'''

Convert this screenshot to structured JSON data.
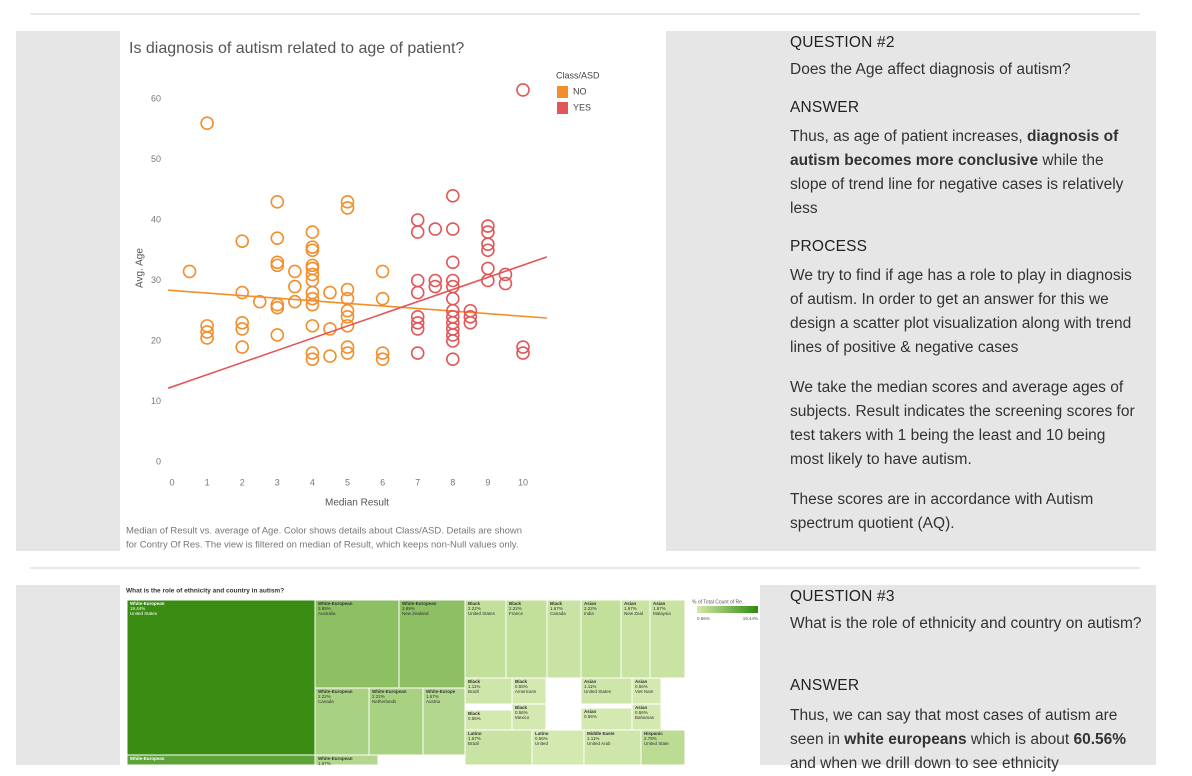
{
  "section1": {
    "question_label": "QUESTION #2",
    "question": "Does the Age affect diagnosis of autism?",
    "answer_label": "ANSWER",
    "answer": [
      {
        "text": "Thus, as age of patient increases, "
      },
      {
        "text": "diagnosis of autism becomes more conclusive",
        "bold": true
      },
      {
        "text": " while the slope of trend line for negative cases is relatively less"
      }
    ],
    "process_label": "PROCESS",
    "process": [
      "We try to find if age has a role to play in diagnosis of autism. In order to get an answer for this we design a scatter plot visualization along with trend lines of positive & negative cases",
      "We take the median scores and average ages of subjects. Result indicates the screening scores for test takers with 1 being the least and 10 being most likely to have autism.",
      "These scores are in accordance with Autism spectrum quotient (AQ)."
    ],
    "chart_data": {
      "type": "scatter",
      "title": "Is diagnosis of autism related to age of patient?",
      "x_label": "Median Result",
      "y_label": "Avg. Age",
      "legend_title": "Class/ASD",
      "caption": [
        "Median of Result vs. average of Age. Color shows details about Class/ASD. Details are shown",
        "for Contry Of Res. The view is filtered on median of Result, which keeps non-Null values only."
      ],
      "xlim": [
        -0.5,
        10.6
      ],
      "ylim": [
        -2,
        64
      ],
      "xticks": [
        0,
        1,
        2,
        3,
        4,
        5,
        6,
        7,
        8,
        9,
        10
      ],
      "yticks": [
        0,
        10,
        20,
        30,
        40,
        50,
        60
      ],
      "series": [
        {
          "name": "NO",
          "color": "#f28e2b",
          "x": [
            1,
            0.5,
            1,
            1,
            1,
            2,
            2,
            2,
            2,
            2,
            2.5,
            3,
            3,
            3,
            3,
            3,
            3,
            3,
            3.5,
            3.5,
            3.5,
            4,
            4,
            4,
            4,
            4,
            4,
            4,
            4,
            4,
            4,
            4,
            4,
            4,
            4.5,
            4.5,
            4.5,
            5,
            5,
            5,
            5,
            5,
            5,
            5,
            5,
            5,
            6,
            6,
            6,
            6
          ],
          "values": [
            56,
            31.5,
            21.5,
            20.5,
            22.5,
            36.5,
            28,
            22,
            23,
            19,
            26.5,
            43,
            37,
            33,
            32.5,
            26,
            25.5,
            21,
            31.5,
            29,
            26.5,
            38,
            35.5,
            35,
            32.5,
            32,
            31,
            30,
            28,
            27,
            26,
            22.5,
            18,
            17,
            28,
            22,
            17.5,
            43,
            42,
            28.5,
            27,
            25,
            24,
            22.5,
            19,
            18,
            31.5,
            27,
            18,
            17
          ],
          "trend": {
            "x": [
              -0.11,
              10.68
            ],
            "values": [
              28.4,
              23.8
            ]
          }
        },
        {
          "name": "YES",
          "color": "#e15759",
          "x": [
            10,
            7,
            7,
            7.5,
            8,
            8,
            8,
            7,
            7,
            7.5,
            7.5,
            8,
            8,
            8,
            8,
            8,
            8,
            8,
            8,
            8,
            8,
            7,
            7,
            7,
            7,
            9,
            9,
            9,
            9,
            9,
            9,
            9.5,
            9.5,
            10,
            10,
            8.5,
            8.5,
            8.5
          ],
          "values": [
            61.5,
            40,
            38,
            38.5,
            38.5,
            44,
            33,
            30,
            28,
            30,
            29,
            30,
            29,
            27,
            25,
            24,
            23,
            22,
            21,
            20,
            17,
            24,
            23,
            22,
            18,
            39,
            38,
            36,
            35,
            32,
            30,
            31,
            29.5,
            19,
            18,
            25,
            23,
            24
          ],
          "trend": {
            "x": [
              -0.11,
              10.68
            ],
            "values": [
              12.2,
              33.9
            ]
          }
        }
      ]
    }
  },
  "section2": {
    "question_label": "QUESTION #3",
    "question": "What is the role of ethnicity and country on autism?",
    "answer_label": "ANSWER",
    "answer": [
      {
        "text": "Thus, we can say that most cases of autism are seen in "
      },
      {
        "text": "white europeans",
        "bold": true
      },
      {
        "text": " which is about "
      },
      {
        "text": "60.56%",
        "bold": true
      },
      {
        "text": " and when we drill down to see ethnicity"
      }
    ],
    "treemap": {
      "title": "What is the role of ethnicity and country in autism?",
      "legend_title": "% of Total Count of Re..",
      "legend_min": "0.56%",
      "legend_max": "19.44%",
      "cells": [
        [
          "White-European",
          "19.44%",
          "United States"
        ],
        [
          "White-European",
          "3.89%",
          "Australia"
        ],
        [
          "White-European",
          "3.89%",
          "New Zealand"
        ],
        [
          "White-European",
          "2.22%",
          "Canada"
        ],
        [
          "White-European",
          "2.22%",
          "Netherlands"
        ],
        [
          "White-Europe",
          "1.67%",
          "Austria"
        ],
        [
          "Black",
          "2.22%",
          "United States"
        ],
        [
          "Black",
          "2.22%",
          "France"
        ],
        [
          "Black",
          "1.67%",
          "Canada"
        ],
        [
          "Asian",
          "2.22%",
          "India"
        ],
        [
          "Asian",
          "1.67%",
          "New Zeal"
        ],
        [
          "Asian",
          "1.67%",
          "Malaysia"
        ],
        [
          "Black",
          "1.11%",
          "Brazil"
        ],
        [
          "Black",
          "0.56%",
          "Americans"
        ],
        [
          "Asian",
          "1.11%",
          "United States"
        ],
        [
          "Asian",
          "0.56%",
          "Viet Nam"
        ],
        [
          "Black",
          "0.56%",
          "Mexico"
        ],
        [
          "Black",
          "0.56%"
        ],
        [
          "Asian",
          "0.56%"
        ],
        [
          "Asian",
          "0.56%",
          "Bahamas"
        ],
        [
          "Latino",
          "1.67%",
          "Brazil"
        ],
        [
          "Latino",
          "0.56%",
          "United"
        ],
        [
          "Middle Easte",
          "1.11%",
          "United Arab"
        ],
        [
          "Hispanic",
          "2.78%",
          "United State"
        ],
        [
          "White-European"
        ],
        [
          "White-European",
          "1.67%"
        ]
      ]
    }
  }
}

'''

### Prompt
Write out each line of the data exactly; the images should be left out.

### Response to the task
Convert this screenshot to structured JSON data.
{
  "section1": {
    "question_label": "QUESTION #2",
    "question": "Does the Age affect diagnosis of autism?",
    "answer_label": "ANSWER",
    "answer": [
      {
        "text": "Thus, as age of patient increases, "
      },
      {
        "text": "diagnosis of autism becomes more conclusive",
        "bold": true
      },
      {
        "text": " while the slope of trend line for negative cases is relatively less"
      }
    ],
    "process_label": "PROCESS",
    "process": [
      "We try to find if age has a role to play in diagnosis of autism. In order to get an answer for this we design a scatter plot visualization along with trend lines of positive & negative cases",
      "We take the median scores and average ages of subjects. Result indicates the screening scores for test takers with 1 being the least and 10 being most likely to have autism.",
      "These scores are in accordance with Autism spectrum quotient (AQ)."
    ],
    "chart_data": {
      "type": "scatter",
      "title": "Is diagnosis of autism related to age of patient?",
      "x_label": "Median Result",
      "y_label": "Avg. Age",
      "legend_title": "Class/ASD",
      "caption": [
        "Median of Result vs. average of Age. Color shows details about Class/ASD. Details are shown",
        "for Contry Of Res. The view is filtered on median of Result, which keeps non-Null values only."
      ],
      "xlim": [
        -0.5,
        10.6
      ],
      "ylim": [
        -2,
        64
      ],
      "xticks": [
        0,
        1,
        2,
        3,
        4,
        5,
        6,
        7,
        8,
        9,
        10
      ],
      "yticks": [
        0,
        10,
        20,
        30,
        40,
        50,
        60
      ],
      "series": [
        {
          "name": "NO",
          "color": "#f28e2b",
          "x": [
            1,
            0.5,
            1,
            1,
            1,
            2,
            2,
            2,
            2,
            2,
            2.5,
            3,
            3,
            3,
            3,
            3,
            3,
            3,
            3.5,
            3.5,
            3.5,
            4,
            4,
            4,
            4,
            4,
            4,
            4,
            4,
            4,
            4,
            4,
            4,
            4,
            4.5,
            4.5,
            4.5,
            5,
            5,
            5,
            5,
            5,
            5,
            5,
            5,
            5,
            6,
            6,
            6,
            6
          ],
          "values": [
            56,
            31.5,
            21.5,
            20.5,
            22.5,
            36.5,
            28,
            22,
            23,
            19,
            26.5,
            43,
            37,
            33,
            32.5,
            26,
            25.5,
            21,
            31.5,
            29,
            26.5,
            38,
            35.5,
            35,
            32.5,
            32,
            31,
            30,
            28,
            27,
            26,
            22.5,
            18,
            17,
            28,
            22,
            17.5,
            43,
            42,
            28.5,
            27,
            25,
            24,
            22.5,
            19,
            18,
            31.5,
            27,
            18,
            17
          ],
          "trend": {
            "x": [
              -0.11,
              10.68
            ],
            "values": [
              28.4,
              23.8
            ]
          }
        },
        {
          "name": "YES",
          "color": "#e15759",
          "x": [
            10,
            7,
            7,
            7.5,
            8,
            8,
            8,
            7,
            7,
            7.5,
            7.5,
            8,
            8,
            8,
            8,
            8,
            8,
            8,
            8,
            8,
            8,
            7,
            7,
            7,
            7,
            9,
            9,
            9,
            9,
            9,
            9,
            9.5,
            9.5,
            10,
            10,
            8.5,
            8.5,
            8.5
          ],
          "values": [
            61.5,
            40,
            38,
            38.5,
            38.5,
            44,
            33,
            30,
            28,
            30,
            29,
            30,
            29,
            27,
            25,
            24,
            23,
            22,
            21,
            20,
            17,
            24,
            23,
            22,
            18,
            39,
            38,
            36,
            35,
            32,
            30,
            31,
            29.5,
            19,
            18,
            25,
            23,
            24
          ],
          "trend": {
            "x": [
              -0.11,
              10.68
            ],
            "values": [
              12.2,
              33.9
            ]
          }
        }
      ]
    }
  },
  "section2": {
    "question_label": "QUESTION #3",
    "question": "What is the role of ethnicity and country on autism?",
    "answer_label": "ANSWER",
    "answer": [
      {
        "text": "Thus, we can say that most cases of autism are seen in "
      },
      {
        "text": "white europeans",
        "bold": true
      },
      {
        "text": " which is about "
      },
      {
        "text": "60.56%",
        "bold": true
      },
      {
        "text": " and when we drill down to see ethnicity"
      }
    ],
    "treemap": {
      "title": "What is the role of ethnicity and country in autism?",
      "legend_title": "% of Total Count of Re..",
      "legend_min": "0.56%",
      "legend_max": "19.44%",
      "cells": [
        [
          "White-European",
          "19.44%",
          "United States"
        ],
        [
          "White-European",
          "3.89%",
          "Australia"
        ],
        [
          "White-European",
          "3.89%",
          "New Zealand"
        ],
        [
          "White-European",
          "2.22%",
          "Canada"
        ],
        [
          "White-European",
          "2.22%",
          "Netherlands"
        ],
        [
          "White-Europe",
          "1.67%",
          "Austria"
        ],
        [
          "Black",
          "2.22%",
          "United States"
        ],
        [
          "Black",
          "2.22%",
          "France"
        ],
        [
          "Black",
          "1.67%",
          "Canada"
        ],
        [
          "Asian",
          "2.22%",
          "India"
        ],
        [
          "Asian",
          "1.67%",
          "New Zeal"
        ],
        [
          "Asian",
          "1.67%",
          "Malaysia"
        ],
        [
          "Black",
          "1.11%",
          "Brazil"
        ],
        [
          "Black",
          "0.56%",
          "Americans"
        ],
        [
          "Asian",
          "1.11%",
          "United States"
        ],
        [
          "Asian",
          "0.56%",
          "Viet Nam"
        ],
        [
          "Black",
          "0.56%",
          "Mexico"
        ],
        [
          "Black",
          "0.56%"
        ],
        [
          "Asian",
          "0.56%"
        ],
        [
          "Asian",
          "0.56%",
          "Bahamas"
        ],
        [
          "Latino",
          "1.67%",
          "Brazil"
        ],
        [
          "Latino",
          "0.56%",
          "United"
        ],
        [
          "Middle Easte",
          "1.11%",
          "United Arab"
        ],
        [
          "Hispanic",
          "2.78%",
          "United State"
        ],
        [
          "White-European"
        ],
        [
          "White-European",
          "1.67%"
        ]
      ]
    }
  }
}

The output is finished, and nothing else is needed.